“Dancing in the Street,” the meaning of songs, Harry Belafonte, protest music, Trayvon Martin, and so on
Last night, I headed down to our local indie bookseller, Malaprop’s, to hear a talk by the journalist Mark Kurlansky, whose new book Ready for a Brand New Beat: How “Dancing in the Street” Became the Anthem for a Changing America is about…well, the title’s pretty self-explanatory. I haven’t read it yet, so I don’t feel at liberty to say a whole lot about what the book explores. I can imagine it looks at the separation between white and black culture before Motown Records, the way the races lived so separately in America. I imagine he talks a little about the music of the early civil rights movement, the nonviolence, the domination of the NAACP and SCLC (National Association for the Advancement of Colored People and Southern Christian Leadership Conference, respectively). After all, Medgar Evers and Rosa Parks arose from the former, Martin Luther King, Jr., headed the latter. But, it was the rise of Black Power and the Black Panther Party – and Malcolm X’s “by any means possible” period – after black delegates from Mississippi were denied a seat at the Democratic National Convention in New Jersey, which grabbed onto “Dancing in the Street” as an anthem calling for mass action.
I assume that’s what the book is about, anyway. I look forward to reading it.

********

**WHAT IS ASKED**
Carry on the piece about Mark Kurlansky's talk on "Dancing in the Street," starting right after its final sentence.

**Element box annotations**

********

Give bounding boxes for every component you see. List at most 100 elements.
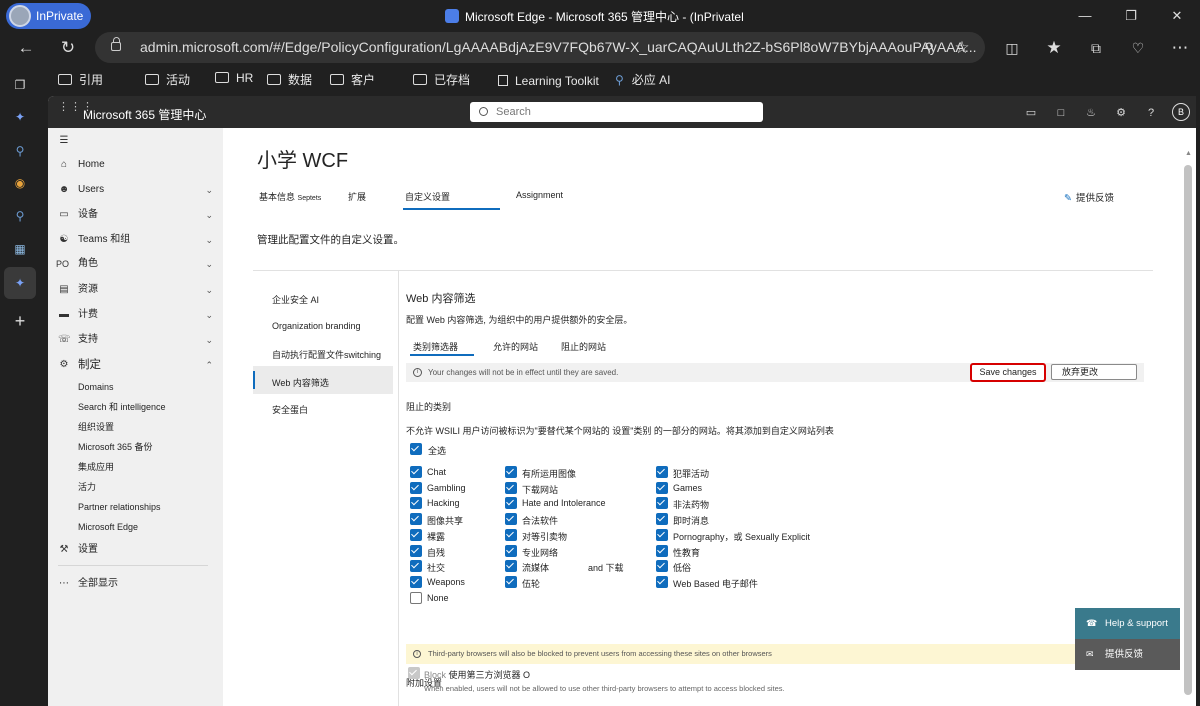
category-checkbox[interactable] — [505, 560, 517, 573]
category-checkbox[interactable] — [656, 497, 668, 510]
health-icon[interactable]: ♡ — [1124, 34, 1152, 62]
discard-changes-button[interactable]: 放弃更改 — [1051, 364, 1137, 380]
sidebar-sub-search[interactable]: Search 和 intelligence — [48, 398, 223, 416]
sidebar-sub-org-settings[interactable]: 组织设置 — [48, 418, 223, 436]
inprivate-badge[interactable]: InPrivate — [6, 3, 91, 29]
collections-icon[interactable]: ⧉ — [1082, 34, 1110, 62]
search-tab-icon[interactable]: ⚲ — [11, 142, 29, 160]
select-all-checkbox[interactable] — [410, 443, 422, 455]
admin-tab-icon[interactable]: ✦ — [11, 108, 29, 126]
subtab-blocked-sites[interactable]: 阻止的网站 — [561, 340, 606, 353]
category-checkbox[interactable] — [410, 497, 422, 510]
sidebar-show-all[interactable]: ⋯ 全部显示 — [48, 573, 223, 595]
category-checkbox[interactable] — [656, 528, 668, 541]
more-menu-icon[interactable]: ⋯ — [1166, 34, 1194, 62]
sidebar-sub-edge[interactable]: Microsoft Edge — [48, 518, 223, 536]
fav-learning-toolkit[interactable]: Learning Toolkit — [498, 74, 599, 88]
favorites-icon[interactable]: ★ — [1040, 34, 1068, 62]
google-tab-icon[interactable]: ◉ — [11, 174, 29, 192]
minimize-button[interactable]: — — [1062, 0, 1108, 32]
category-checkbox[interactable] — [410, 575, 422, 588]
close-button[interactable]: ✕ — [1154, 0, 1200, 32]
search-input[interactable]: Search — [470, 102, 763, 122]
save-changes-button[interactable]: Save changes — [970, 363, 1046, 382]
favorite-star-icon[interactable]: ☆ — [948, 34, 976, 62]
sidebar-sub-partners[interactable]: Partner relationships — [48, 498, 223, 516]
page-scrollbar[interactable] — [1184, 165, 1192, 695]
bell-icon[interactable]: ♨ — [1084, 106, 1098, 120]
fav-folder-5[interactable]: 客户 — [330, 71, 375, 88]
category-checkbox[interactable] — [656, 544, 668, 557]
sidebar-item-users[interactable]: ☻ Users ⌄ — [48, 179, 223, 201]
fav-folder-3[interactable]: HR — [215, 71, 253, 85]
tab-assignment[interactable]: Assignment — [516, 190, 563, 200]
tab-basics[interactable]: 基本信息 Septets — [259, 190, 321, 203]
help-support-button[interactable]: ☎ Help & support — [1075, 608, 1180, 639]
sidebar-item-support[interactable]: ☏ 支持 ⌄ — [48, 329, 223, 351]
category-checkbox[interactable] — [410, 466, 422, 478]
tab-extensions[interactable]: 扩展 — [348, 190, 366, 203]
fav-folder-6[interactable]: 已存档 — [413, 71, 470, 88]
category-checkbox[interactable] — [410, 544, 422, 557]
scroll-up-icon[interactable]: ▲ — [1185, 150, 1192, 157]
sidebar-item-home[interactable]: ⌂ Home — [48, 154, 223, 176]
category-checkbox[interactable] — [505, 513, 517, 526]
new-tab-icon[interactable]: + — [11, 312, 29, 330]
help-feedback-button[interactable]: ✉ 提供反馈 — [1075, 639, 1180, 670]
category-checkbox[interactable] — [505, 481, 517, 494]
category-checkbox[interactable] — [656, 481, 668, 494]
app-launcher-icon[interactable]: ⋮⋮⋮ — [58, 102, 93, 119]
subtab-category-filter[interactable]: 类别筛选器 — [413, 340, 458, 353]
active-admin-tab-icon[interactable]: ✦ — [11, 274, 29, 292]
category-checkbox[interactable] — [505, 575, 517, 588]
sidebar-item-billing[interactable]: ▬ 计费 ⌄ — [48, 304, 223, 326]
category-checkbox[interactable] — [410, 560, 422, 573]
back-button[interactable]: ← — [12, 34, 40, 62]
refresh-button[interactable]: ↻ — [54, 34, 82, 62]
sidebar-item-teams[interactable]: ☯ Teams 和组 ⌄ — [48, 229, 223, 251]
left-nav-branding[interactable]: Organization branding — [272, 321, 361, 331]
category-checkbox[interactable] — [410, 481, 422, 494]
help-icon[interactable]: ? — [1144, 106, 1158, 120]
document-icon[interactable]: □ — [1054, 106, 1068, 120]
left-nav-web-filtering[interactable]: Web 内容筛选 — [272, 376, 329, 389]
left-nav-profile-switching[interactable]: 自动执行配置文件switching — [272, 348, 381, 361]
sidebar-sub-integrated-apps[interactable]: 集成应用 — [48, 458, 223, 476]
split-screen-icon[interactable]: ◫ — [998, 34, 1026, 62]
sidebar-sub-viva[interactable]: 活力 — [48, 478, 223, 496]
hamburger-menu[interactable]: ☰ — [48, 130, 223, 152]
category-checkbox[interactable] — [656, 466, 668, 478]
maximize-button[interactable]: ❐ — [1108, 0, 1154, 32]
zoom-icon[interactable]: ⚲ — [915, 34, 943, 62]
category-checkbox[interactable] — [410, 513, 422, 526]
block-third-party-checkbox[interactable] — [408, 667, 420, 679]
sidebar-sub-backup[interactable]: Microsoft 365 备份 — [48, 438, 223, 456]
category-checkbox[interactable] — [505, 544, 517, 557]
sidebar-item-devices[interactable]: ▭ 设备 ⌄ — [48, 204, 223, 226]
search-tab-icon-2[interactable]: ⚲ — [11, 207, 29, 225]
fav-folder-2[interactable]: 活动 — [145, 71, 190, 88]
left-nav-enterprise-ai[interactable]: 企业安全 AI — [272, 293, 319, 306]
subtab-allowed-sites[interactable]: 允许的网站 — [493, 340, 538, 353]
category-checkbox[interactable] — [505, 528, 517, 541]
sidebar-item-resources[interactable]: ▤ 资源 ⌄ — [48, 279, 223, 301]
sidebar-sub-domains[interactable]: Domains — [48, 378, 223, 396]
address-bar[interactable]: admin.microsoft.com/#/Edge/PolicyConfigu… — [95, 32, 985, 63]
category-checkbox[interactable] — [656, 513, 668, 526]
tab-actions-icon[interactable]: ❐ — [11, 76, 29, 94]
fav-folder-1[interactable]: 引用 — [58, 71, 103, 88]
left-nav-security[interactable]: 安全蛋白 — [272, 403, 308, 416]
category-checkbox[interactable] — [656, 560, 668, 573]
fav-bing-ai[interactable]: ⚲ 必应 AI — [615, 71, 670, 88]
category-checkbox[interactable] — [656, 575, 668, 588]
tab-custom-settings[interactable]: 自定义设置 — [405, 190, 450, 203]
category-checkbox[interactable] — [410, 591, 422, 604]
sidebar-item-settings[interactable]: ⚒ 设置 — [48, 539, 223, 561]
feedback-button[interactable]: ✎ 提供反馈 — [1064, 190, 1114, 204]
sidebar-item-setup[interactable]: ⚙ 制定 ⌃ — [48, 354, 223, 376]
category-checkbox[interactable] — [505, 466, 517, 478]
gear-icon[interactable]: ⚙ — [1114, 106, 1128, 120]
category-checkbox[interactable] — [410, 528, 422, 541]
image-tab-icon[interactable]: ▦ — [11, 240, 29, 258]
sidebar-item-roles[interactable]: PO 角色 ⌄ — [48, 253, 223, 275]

********

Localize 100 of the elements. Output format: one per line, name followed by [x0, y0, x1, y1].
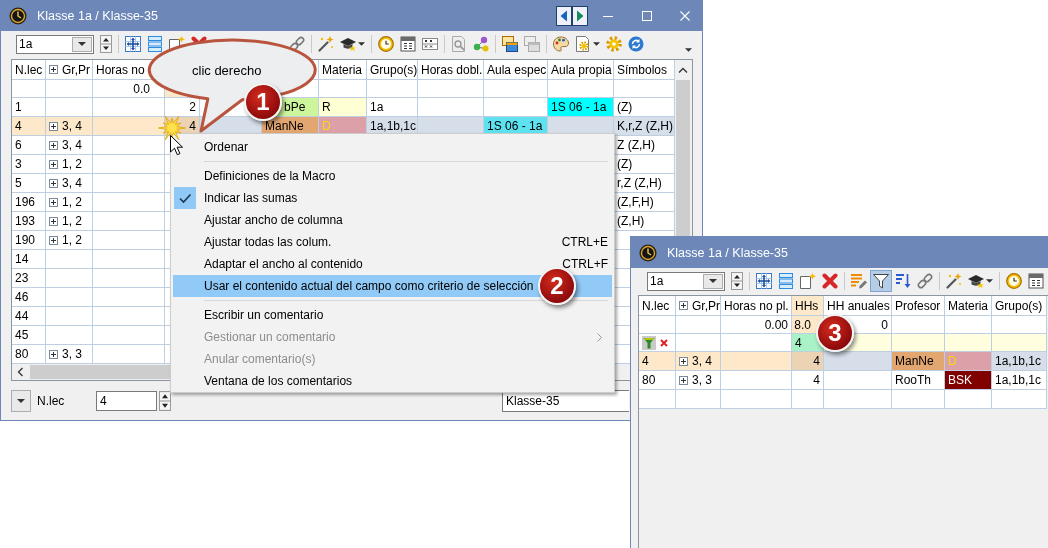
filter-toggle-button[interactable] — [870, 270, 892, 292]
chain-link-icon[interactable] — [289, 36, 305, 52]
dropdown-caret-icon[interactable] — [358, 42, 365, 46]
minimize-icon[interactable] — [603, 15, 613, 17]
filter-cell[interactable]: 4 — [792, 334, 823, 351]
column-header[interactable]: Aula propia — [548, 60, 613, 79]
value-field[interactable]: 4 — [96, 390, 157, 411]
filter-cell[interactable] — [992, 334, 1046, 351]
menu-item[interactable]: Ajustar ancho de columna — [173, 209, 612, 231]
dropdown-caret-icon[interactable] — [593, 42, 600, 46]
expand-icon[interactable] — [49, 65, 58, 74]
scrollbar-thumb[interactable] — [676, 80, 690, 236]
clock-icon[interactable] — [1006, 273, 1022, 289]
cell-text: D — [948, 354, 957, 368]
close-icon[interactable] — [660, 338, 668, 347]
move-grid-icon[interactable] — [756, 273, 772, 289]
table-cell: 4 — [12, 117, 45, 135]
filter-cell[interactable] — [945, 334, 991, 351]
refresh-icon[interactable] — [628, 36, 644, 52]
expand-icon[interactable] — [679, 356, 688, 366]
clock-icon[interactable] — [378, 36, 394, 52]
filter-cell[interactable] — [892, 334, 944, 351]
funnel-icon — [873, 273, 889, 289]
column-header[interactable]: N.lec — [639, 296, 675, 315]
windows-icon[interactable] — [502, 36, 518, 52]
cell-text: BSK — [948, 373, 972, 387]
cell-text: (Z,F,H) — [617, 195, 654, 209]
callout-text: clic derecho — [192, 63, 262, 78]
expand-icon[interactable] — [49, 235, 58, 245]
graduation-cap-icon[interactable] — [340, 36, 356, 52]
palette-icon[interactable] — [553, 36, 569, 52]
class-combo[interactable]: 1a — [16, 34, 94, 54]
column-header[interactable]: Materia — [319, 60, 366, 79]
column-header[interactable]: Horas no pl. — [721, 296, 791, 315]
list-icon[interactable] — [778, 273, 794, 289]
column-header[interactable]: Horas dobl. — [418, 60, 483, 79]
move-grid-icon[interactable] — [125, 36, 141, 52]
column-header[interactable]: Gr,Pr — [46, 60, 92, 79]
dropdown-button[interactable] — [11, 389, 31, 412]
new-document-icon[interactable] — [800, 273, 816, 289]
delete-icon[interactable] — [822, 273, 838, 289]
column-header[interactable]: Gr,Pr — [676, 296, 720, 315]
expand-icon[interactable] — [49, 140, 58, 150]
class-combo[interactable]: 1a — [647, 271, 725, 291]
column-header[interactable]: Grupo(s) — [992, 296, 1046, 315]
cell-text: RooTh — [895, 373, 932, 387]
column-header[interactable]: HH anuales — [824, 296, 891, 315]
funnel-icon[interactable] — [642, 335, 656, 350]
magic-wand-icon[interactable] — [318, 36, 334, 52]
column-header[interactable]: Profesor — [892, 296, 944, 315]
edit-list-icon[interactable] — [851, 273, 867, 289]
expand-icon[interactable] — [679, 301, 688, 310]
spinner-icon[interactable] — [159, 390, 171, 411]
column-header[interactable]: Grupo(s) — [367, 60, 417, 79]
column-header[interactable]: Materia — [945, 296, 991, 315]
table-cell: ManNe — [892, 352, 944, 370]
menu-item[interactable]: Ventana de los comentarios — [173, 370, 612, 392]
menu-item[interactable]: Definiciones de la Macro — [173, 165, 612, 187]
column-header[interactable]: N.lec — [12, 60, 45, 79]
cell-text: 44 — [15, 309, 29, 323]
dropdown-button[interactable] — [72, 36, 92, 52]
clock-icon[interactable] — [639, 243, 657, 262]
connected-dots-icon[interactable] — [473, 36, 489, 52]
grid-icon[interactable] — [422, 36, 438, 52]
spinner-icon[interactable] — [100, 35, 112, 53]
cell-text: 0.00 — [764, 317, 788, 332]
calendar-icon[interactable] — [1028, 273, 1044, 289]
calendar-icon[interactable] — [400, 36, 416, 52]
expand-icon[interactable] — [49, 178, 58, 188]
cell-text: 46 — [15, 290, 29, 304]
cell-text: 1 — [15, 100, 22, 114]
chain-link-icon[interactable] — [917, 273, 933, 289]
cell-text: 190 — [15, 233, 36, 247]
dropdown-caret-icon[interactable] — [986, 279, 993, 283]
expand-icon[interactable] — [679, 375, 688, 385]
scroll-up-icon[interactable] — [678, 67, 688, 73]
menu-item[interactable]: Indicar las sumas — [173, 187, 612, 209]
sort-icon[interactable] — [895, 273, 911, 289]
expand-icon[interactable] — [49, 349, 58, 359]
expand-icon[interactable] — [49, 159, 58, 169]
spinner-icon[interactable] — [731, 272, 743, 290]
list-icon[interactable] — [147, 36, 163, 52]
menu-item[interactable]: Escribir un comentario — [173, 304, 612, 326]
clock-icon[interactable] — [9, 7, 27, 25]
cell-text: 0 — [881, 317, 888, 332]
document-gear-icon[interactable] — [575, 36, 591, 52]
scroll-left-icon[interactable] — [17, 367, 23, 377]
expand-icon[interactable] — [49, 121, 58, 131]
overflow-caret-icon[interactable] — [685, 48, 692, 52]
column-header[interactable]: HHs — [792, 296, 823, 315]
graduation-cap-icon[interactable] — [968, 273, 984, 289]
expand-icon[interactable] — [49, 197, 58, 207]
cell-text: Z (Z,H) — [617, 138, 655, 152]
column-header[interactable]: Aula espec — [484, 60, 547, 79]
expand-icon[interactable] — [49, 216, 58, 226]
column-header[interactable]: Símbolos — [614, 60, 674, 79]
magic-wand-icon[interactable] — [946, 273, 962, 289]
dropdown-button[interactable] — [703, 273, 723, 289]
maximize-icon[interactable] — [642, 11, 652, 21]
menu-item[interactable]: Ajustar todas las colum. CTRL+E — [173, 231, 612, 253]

********

**ANSWER BELOW**
But it was an interesting talk to hear, an interesting place to be, in a self-segregated city like Asheville, NC, just a couple of days after something happened to wake up America’s soul-searching about race relations. The verdict in the trial of George Zimmerman – the Sanford, FL, neighborhood watch volunteer who shot and killed a young black man after the youth’s mere presence in a predominantly white community arose suspicion – came down Saturday night. I haven’t slept very well since then. My Facebook wall has been full of articles and musings – my white friends feeling the weight of a thousand bricks of white guilt coming down on them all of the sudden; my black friends expressing anger, and also determination and a resolve toward organizing for a new wave of civil rights movement. I suspect from some people’s comments that their Facebook walls are reflecting something else – a response which can only rise from fear. I don’t believe there are that many sociopaths in the world, and I understand that fear can be a powerful thing. It can make you want to believe things like that a young black man, by virtue of his youth and athleticism – and his blackness – poses more of a threat than a doughy almost-30-year-old half-white-half-Latino guy with a gun.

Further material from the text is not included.